[EXERCISE INSTRUCTIONS] Copy every line of the records below where the word "title" occurs.

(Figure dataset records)
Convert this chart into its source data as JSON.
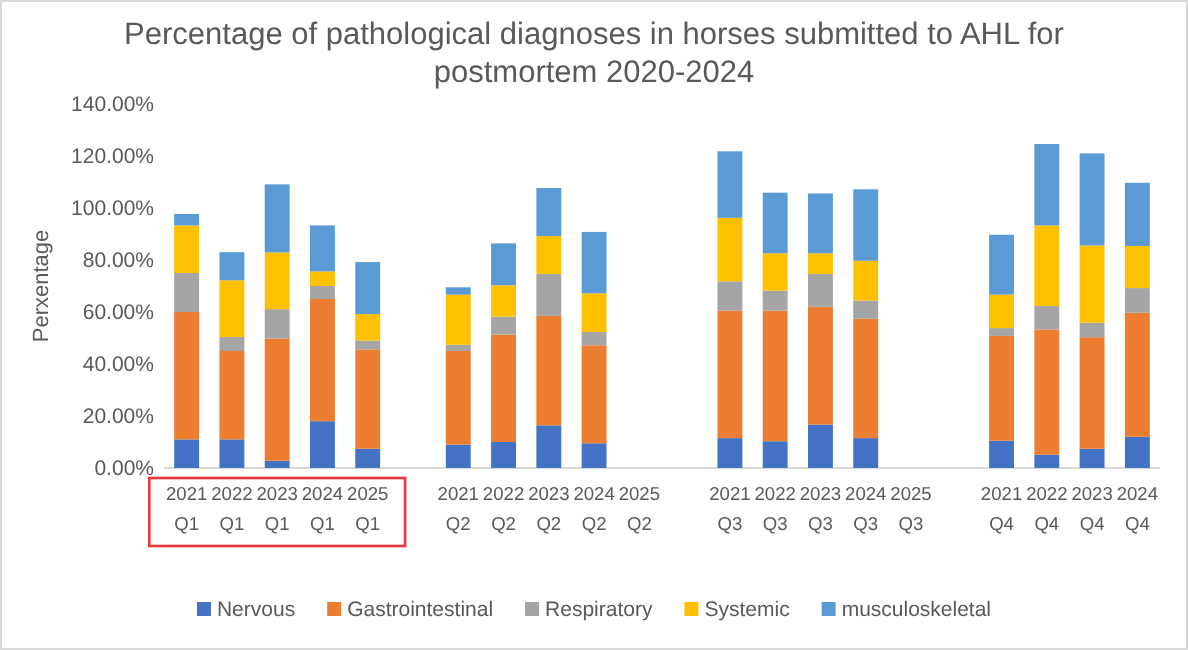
{
  "chart_data": {
    "type": "bar",
    "stacked": true,
    "title": "Percentage of pathological diagnoses in horses submitted to AHL for postmortem 2020-2024",
    "ylabel": "Perxentage",
    "categories": [
      "2021 Q1",
      "2022 Q1",
      "2023 Q1",
      "2024 Q1",
      "2025 Q1",
      null,
      "2021 Q2",
      "2022 Q2",
      "2023 Q2",
      "2024 Q2",
      "2025 Q2",
      null,
      "2021 Q3",
      "2022 Q3",
      "2023 Q3",
      "2024 Q3",
      "2025 Q3",
      null,
      "2021 Q4",
      "2022 Q4",
      "2023 Q4",
      "2024 Q4"
    ],
    "series": [
      {
        "name": "Nervous",
        "color": "#4472c4",
        "values": [
          11,
          11,
          2.8,
          18,
          7.4,
          null,
          9,
          10,
          16.4,
          9.5,
          null,
          null,
          11.5,
          10.3,
          16.7,
          11.5,
          null,
          null,
          10.5,
          5.1,
          7.4,
          12
        ]
      },
      {
        "name": "Gastrointestinal",
        "color": "#ed7d31",
        "values": [
          49,
          34,
          47,
          47,
          38.2,
          null,
          36,
          41.3,
          42.1,
          37.7,
          null,
          null,
          49,
          50.2,
          45.3,
          45.9,
          null,
          null,
          40.3,
          48.2,
          42.9,
          47.7
        ]
      },
      {
        "name": "Respiratory",
        "color": "#a5a5a5",
        "values": [
          15,
          5.4,
          11.3,
          5,
          3.4,
          null,
          2.4,
          6.9,
          16.1,
          5.1,
          null,
          null,
          11.3,
          7.7,
          12.6,
          7,
          null,
          null,
          3,
          9,
          5.6,
          9.5
        ]
      },
      {
        "name": "Systemic",
        "color": "#ffc000",
        "values": [
          18.3,
          21.8,
          21.8,
          5.6,
          10.2,
          null,
          19.3,
          12.1,
          14.6,
          14.9,
          null,
          null,
          24.4,
          14.4,
          8,
          15.3,
          null,
          null,
          12.9,
          31,
          29.7,
          16.2
        ]
      },
      {
        "name": "musculoskeletal",
        "color": "#5b9bd5",
        "values": [
          4.4,
          10.8,
          26.2,
          17.7,
          20,
          null,
          2.8,
          16.1,
          18.5,
          23.6,
          null,
          null,
          25.6,
          23.3,
          23,
          27.5,
          null,
          null,
          23,
          31.3,
          35.4,
          24.3
        ]
      }
    ],
    "ylim": [
      0,
      140
    ],
    "yticks": [
      {
        "value": 0,
        "label": "0.00%"
      },
      {
        "value": 20,
        "label": "20.00%"
      },
      {
        "value": 40,
        "label": "40.00%"
      },
      {
        "value": 60,
        "label": "60.00%"
      },
      {
        "value": 80,
        "label": "80.00%"
      },
      {
        "value": 100,
        "label": "100.00%"
      },
      {
        "value": 120,
        "label": "120.00%"
      },
      {
        "value": 140,
        "label": "140.00%"
      }
    ],
    "grid": false,
    "legend": "bottom"
  }
}
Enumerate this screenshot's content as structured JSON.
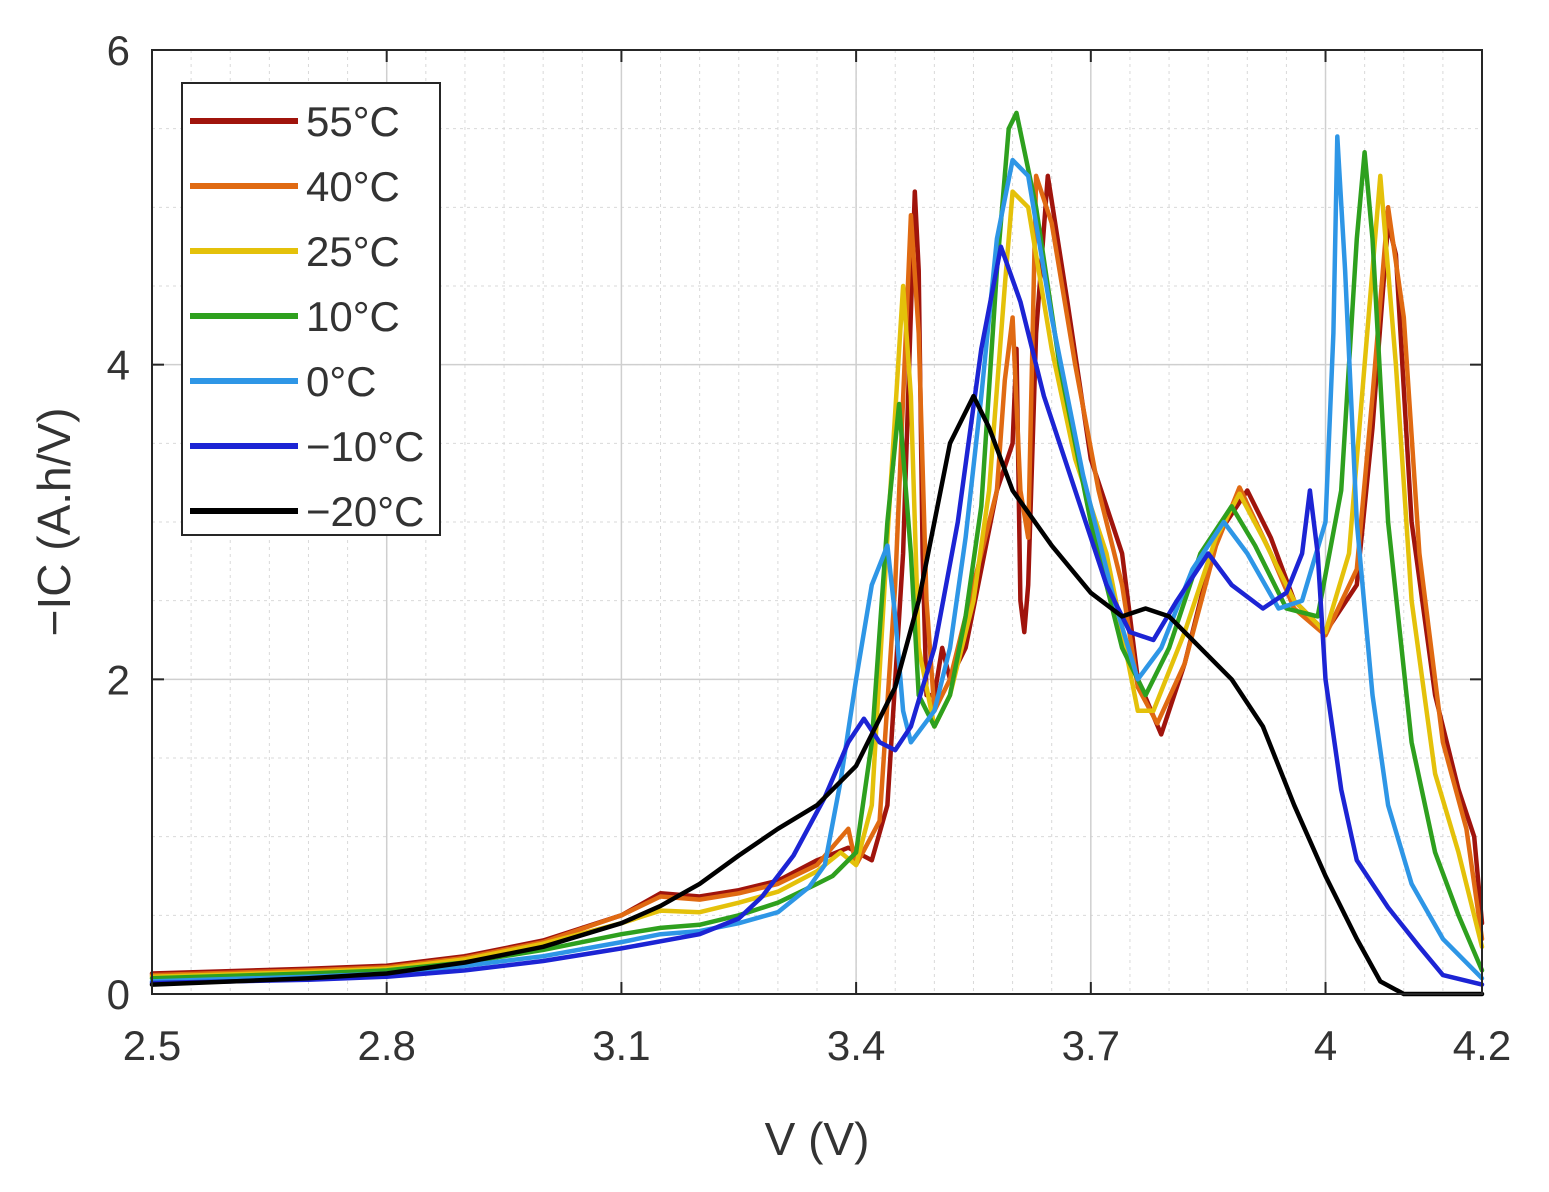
{
  "chart_data": {
    "type": "line",
    "title": "",
    "xlabel": "V (V)",
    "ylabel": "−IC (A.h/V)",
    "xlim": [
      2.5,
      4.2
    ],
    "ylim": [
      0,
      6
    ],
    "xticks": [
      2.5,
      2.8,
      3.1,
      3.4,
      3.7,
      4.0,
      4.2
    ],
    "xtick_labels": [
      "2.5",
      "2.8",
      "3.1",
      "3.4",
      "3.7",
      "4",
      "4.2"
    ],
    "yticks": [
      0,
      2,
      4,
      6
    ],
    "ytick_labels": [
      "0",
      "2",
      "4",
      "6"
    ],
    "grid": true,
    "minor_grid": true,
    "legend_position": "top-left",
    "series": [
      {
        "name": "55°C",
        "color": "#a0140c",
        "points": [
          [
            2.5,
            0.13
          ],
          [
            2.7,
            0.16
          ],
          [
            2.8,
            0.18
          ],
          [
            2.9,
            0.24
          ],
          [
            3.0,
            0.34
          ],
          [
            3.1,
            0.5
          ],
          [
            3.15,
            0.64
          ],
          [
            3.2,
            0.62
          ],
          [
            3.25,
            0.66
          ],
          [
            3.3,
            0.72
          ],
          [
            3.35,
            0.85
          ],
          [
            3.39,
            0.93
          ],
          [
            3.42,
            0.85
          ],
          [
            3.44,
            1.2
          ],
          [
            3.46,
            2.8
          ],
          [
            3.475,
            5.1
          ],
          [
            3.48,
            4.6
          ],
          [
            3.485,
            2.8
          ],
          [
            3.49,
            1.9
          ],
          [
            3.5,
            1.9
          ],
          [
            3.51,
            2.2
          ],
          [
            3.52,
            2.0
          ],
          [
            3.54,
            2.2
          ],
          [
            3.56,
            2.7
          ],
          [
            3.58,
            3.2
          ],
          [
            3.6,
            3.5
          ],
          [
            3.605,
            4.1
          ],
          [
            3.61,
            2.5
          ],
          [
            3.615,
            2.3
          ],
          [
            3.62,
            2.6
          ],
          [
            3.63,
            4.2
          ],
          [
            3.645,
            5.2
          ],
          [
            3.67,
            4.4
          ],
          [
            3.7,
            3.4
          ],
          [
            3.74,
            2.8
          ],
          [
            3.76,
            2.0
          ],
          [
            3.79,
            1.65
          ],
          [
            3.82,
            2.1
          ],
          [
            3.86,
            2.9
          ],
          [
            3.9,
            3.2
          ],
          [
            3.93,
            2.9
          ],
          [
            3.96,
            2.5
          ],
          [
            4.0,
            2.3
          ],
          [
            4.04,
            2.6
          ],
          [
            4.06,
            3.6
          ],
          [
            4.08,
            4.9
          ],
          [
            4.09,
            4.7
          ],
          [
            4.11,
            3.0
          ],
          [
            4.14,
            1.9
          ],
          [
            4.17,
            1.3
          ],
          [
            4.19,
            1.0
          ],
          [
            4.2,
            0.45
          ]
        ]
      },
      {
        "name": "40°C",
        "color": "#e06a12",
        "points": [
          [
            2.5,
            0.12
          ],
          [
            2.7,
            0.15
          ],
          [
            2.8,
            0.17
          ],
          [
            2.9,
            0.23
          ],
          [
            3.0,
            0.33
          ],
          [
            3.1,
            0.5
          ],
          [
            3.15,
            0.62
          ],
          [
            3.2,
            0.6
          ],
          [
            3.25,
            0.64
          ],
          [
            3.3,
            0.7
          ],
          [
            3.35,
            0.82
          ],
          [
            3.39,
            1.05
          ],
          [
            3.4,
            0.82
          ],
          [
            3.43,
            1.1
          ],
          [
            3.45,
            2.6
          ],
          [
            3.47,
            4.95
          ],
          [
            3.48,
            4.2
          ],
          [
            3.49,
            2.5
          ],
          [
            3.5,
            1.8
          ],
          [
            3.52,
            2.0
          ],
          [
            3.55,
            2.6
          ],
          [
            3.58,
            3.2
          ],
          [
            3.59,
            3.9
          ],
          [
            3.6,
            4.3
          ],
          [
            3.61,
            3.2
          ],
          [
            3.62,
            2.9
          ],
          [
            3.63,
            5.2
          ],
          [
            3.65,
            4.9
          ],
          [
            3.68,
            4.0
          ],
          [
            3.71,
            3.2
          ],
          [
            3.74,
            2.6
          ],
          [
            3.76,
            1.95
          ],
          [
            3.785,
            1.72
          ],
          [
            3.82,
            2.1
          ],
          [
            3.86,
            2.85
          ],
          [
            3.89,
            3.22
          ],
          [
            3.93,
            2.8
          ],
          [
            3.96,
            2.45
          ],
          [
            4.0,
            2.28
          ],
          [
            4.04,
            2.7
          ],
          [
            4.06,
            3.8
          ],
          [
            4.08,
            5.0
          ],
          [
            4.1,
            4.3
          ],
          [
            4.12,
            2.8
          ],
          [
            4.15,
            1.6
          ],
          [
            4.18,
            1.05
          ],
          [
            4.2,
            0.35
          ]
        ]
      },
      {
        "name": "25°C",
        "color": "#e4c10a",
        "points": [
          [
            2.5,
            0.11
          ],
          [
            2.7,
            0.14
          ],
          [
            2.8,
            0.16
          ],
          [
            2.9,
            0.22
          ],
          [
            3.0,
            0.32
          ],
          [
            3.1,
            0.45
          ],
          [
            3.15,
            0.53
          ],
          [
            3.2,
            0.52
          ],
          [
            3.25,
            0.58
          ],
          [
            3.3,
            0.65
          ],
          [
            3.35,
            0.78
          ],
          [
            3.38,
            0.9
          ],
          [
            3.4,
            0.82
          ],
          [
            3.42,
            1.2
          ],
          [
            3.44,
            2.9
          ],
          [
            3.46,
            4.5
          ],
          [
            3.47,
            3.8
          ],
          [
            3.48,
            2.2
          ],
          [
            3.5,
            1.7
          ],
          [
            3.52,
            1.9
          ],
          [
            3.55,
            2.5
          ],
          [
            3.57,
            3.2
          ],
          [
            3.59,
            4.5
          ],
          [
            3.6,
            5.1
          ],
          [
            3.62,
            5.0
          ],
          [
            3.65,
            4.1
          ],
          [
            3.68,
            3.4
          ],
          [
            3.72,
            2.8
          ],
          [
            3.76,
            1.8
          ],
          [
            3.78,
            1.8
          ],
          [
            3.82,
            2.3
          ],
          [
            3.86,
            2.9
          ],
          [
            3.89,
            3.18
          ],
          [
            3.92,
            2.9
          ],
          [
            3.96,
            2.5
          ],
          [
            4.0,
            2.3
          ],
          [
            4.03,
            2.8
          ],
          [
            4.05,
            4.0
          ],
          [
            4.07,
            5.2
          ],
          [
            4.09,
            4.0
          ],
          [
            4.11,
            2.5
          ],
          [
            4.14,
            1.4
          ],
          [
            4.17,
            0.9
          ],
          [
            4.2,
            0.3
          ]
        ]
      },
      {
        "name": "10°C",
        "color": "#2ea01e",
        "points": [
          [
            2.5,
            0.1
          ],
          [
            2.7,
            0.13
          ],
          [
            2.8,
            0.15
          ],
          [
            2.9,
            0.2
          ],
          [
            3.0,
            0.28
          ],
          [
            3.1,
            0.38
          ],
          [
            3.15,
            0.42
          ],
          [
            3.2,
            0.44
          ],
          [
            3.25,
            0.5
          ],
          [
            3.3,
            0.58
          ],
          [
            3.35,
            0.7
          ],
          [
            3.37,
            0.75
          ],
          [
            3.38,
            0.8
          ],
          [
            3.4,
            0.9
          ],
          [
            3.42,
            1.6
          ],
          [
            3.44,
            3.0
          ],
          [
            3.455,
            3.75
          ],
          [
            3.47,
            2.8
          ],
          [
            3.48,
            1.9
          ],
          [
            3.5,
            1.7
          ],
          [
            3.52,
            1.9
          ],
          [
            3.54,
            2.4
          ],
          [
            3.56,
            3.1
          ],
          [
            3.58,
            4.6
          ],
          [
            3.595,
            5.5
          ],
          [
            3.605,
            5.6
          ],
          [
            3.63,
            5.0
          ],
          [
            3.66,
            4.0
          ],
          [
            3.7,
            3.0
          ],
          [
            3.74,
            2.2
          ],
          [
            3.77,
            1.9
          ],
          [
            3.8,
            2.2
          ],
          [
            3.84,
            2.8
          ],
          [
            3.88,
            3.1
          ],
          [
            3.91,
            2.85
          ],
          [
            3.95,
            2.45
          ],
          [
            3.99,
            2.4
          ],
          [
            4.02,
            3.2
          ],
          [
            4.04,
            4.8
          ],
          [
            4.05,
            5.35
          ],
          [
            4.06,
            4.8
          ],
          [
            4.08,
            3.0
          ],
          [
            4.11,
            1.6
          ],
          [
            4.14,
            0.9
          ],
          [
            4.17,
            0.5
          ],
          [
            4.2,
            0.15
          ]
        ]
      },
      {
        "name": "0°C",
        "color": "#2e96e6",
        "points": [
          [
            2.5,
            0.08
          ],
          [
            2.7,
            0.11
          ],
          [
            2.8,
            0.13
          ],
          [
            2.9,
            0.18
          ],
          [
            3.0,
            0.24
          ],
          [
            3.1,
            0.33
          ],
          [
            3.15,
            0.38
          ],
          [
            3.2,
            0.4
          ],
          [
            3.25,
            0.45
          ],
          [
            3.3,
            0.52
          ],
          [
            3.34,
            0.68
          ],
          [
            3.36,
            0.82
          ],
          [
            3.38,
            1.35
          ],
          [
            3.4,
            2.0
          ],
          [
            3.42,
            2.6
          ],
          [
            3.44,
            2.85
          ],
          [
            3.45,
            2.4
          ],
          [
            3.46,
            1.8
          ],
          [
            3.47,
            1.6
          ],
          [
            3.5,
            1.8
          ],
          [
            3.52,
            2.2
          ],
          [
            3.54,
            2.9
          ],
          [
            3.56,
            3.8
          ],
          [
            3.58,
            4.8
          ],
          [
            3.6,
            5.3
          ],
          [
            3.62,
            5.2
          ],
          [
            3.65,
            4.3
          ],
          [
            3.69,
            3.3
          ],
          [
            3.73,
            2.5
          ],
          [
            3.76,
            2.0
          ],
          [
            3.79,
            2.2
          ],
          [
            3.83,
            2.7
          ],
          [
            3.87,
            3.0
          ],
          [
            3.9,
            2.8
          ],
          [
            3.94,
            2.45
          ],
          [
            3.97,
            2.5
          ],
          [
            4.0,
            3.0
          ],
          [
            4.01,
            4.2
          ],
          [
            4.015,
            5.45
          ],
          [
            4.025,
            4.6
          ],
          [
            4.04,
            3.0
          ],
          [
            4.06,
            1.9
          ],
          [
            4.08,
            1.2
          ],
          [
            4.11,
            0.7
          ],
          [
            4.15,
            0.35
          ],
          [
            4.2,
            0.1
          ]
        ]
      },
      {
        "name": "−10°C",
        "color": "#1c24d4",
        "points": [
          [
            2.5,
            0.07
          ],
          [
            2.7,
            0.09
          ],
          [
            2.8,
            0.11
          ],
          [
            2.9,
            0.15
          ],
          [
            3.0,
            0.21
          ],
          [
            3.1,
            0.29
          ],
          [
            3.2,
            0.38
          ],
          [
            3.25,
            0.48
          ],
          [
            3.28,
            0.62
          ],
          [
            3.32,
            0.88
          ],
          [
            3.36,
            1.25
          ],
          [
            3.39,
            1.6
          ],
          [
            3.41,
            1.75
          ],
          [
            3.43,
            1.6
          ],
          [
            3.45,
            1.55
          ],
          [
            3.47,
            1.7
          ],
          [
            3.5,
            2.2
          ],
          [
            3.53,
            3.0
          ],
          [
            3.56,
            4.1
          ],
          [
            3.585,
            4.75
          ],
          [
            3.61,
            4.4
          ],
          [
            3.64,
            3.8
          ],
          [
            3.68,
            3.2
          ],
          [
            3.72,
            2.6
          ],
          [
            3.75,
            2.3
          ],
          [
            3.78,
            2.25
          ],
          [
            3.81,
            2.5
          ],
          [
            3.85,
            2.8
          ],
          [
            3.88,
            2.6
          ],
          [
            3.92,
            2.45
          ],
          [
            3.95,
            2.55
          ],
          [
            3.97,
            2.8
          ],
          [
            3.98,
            3.2
          ],
          [
            3.99,
            2.8
          ],
          [
            4.0,
            2.0
          ],
          [
            4.02,
            1.3
          ],
          [
            4.04,
            0.85
          ],
          [
            4.08,
            0.55
          ],
          [
            4.12,
            0.3
          ],
          [
            4.15,
            0.12
          ],
          [
            4.2,
            0.06
          ]
        ]
      },
      {
        "name": "−20°C",
        "color": "#000000",
        "points": [
          [
            2.5,
            0.06
          ],
          [
            2.7,
            0.1
          ],
          [
            2.8,
            0.13
          ],
          [
            2.9,
            0.2
          ],
          [
            3.0,
            0.3
          ],
          [
            3.1,
            0.45
          ],
          [
            3.15,
            0.56
          ],
          [
            3.2,
            0.7
          ],
          [
            3.25,
            0.88
          ],
          [
            3.3,
            1.05
          ],
          [
            3.35,
            1.2
          ],
          [
            3.4,
            1.45
          ],
          [
            3.45,
            1.95
          ],
          [
            3.48,
            2.5
          ],
          [
            3.5,
            3.0
          ],
          [
            3.52,
            3.5
          ],
          [
            3.55,
            3.8
          ],
          [
            3.57,
            3.6
          ],
          [
            3.6,
            3.2
          ],
          [
            3.65,
            2.85
          ],
          [
            3.7,
            2.55
          ],
          [
            3.74,
            2.4
          ],
          [
            3.77,
            2.45
          ],
          [
            3.8,
            2.4
          ],
          [
            3.84,
            2.2
          ],
          [
            3.88,
            2.0
          ],
          [
            3.92,
            1.7
          ],
          [
            3.96,
            1.2
          ],
          [
            4.0,
            0.75
          ],
          [
            4.04,
            0.35
          ],
          [
            4.07,
            0.08
          ],
          [
            4.1,
            0.0
          ],
          [
            4.2,
            0.0
          ]
        ]
      }
    ]
  }
}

[EXERCISE ANSWER]
    "title": "Percentage of pathological diagnoses in horses submitted to AHL for postmortem 2020-2024",
    "title": "",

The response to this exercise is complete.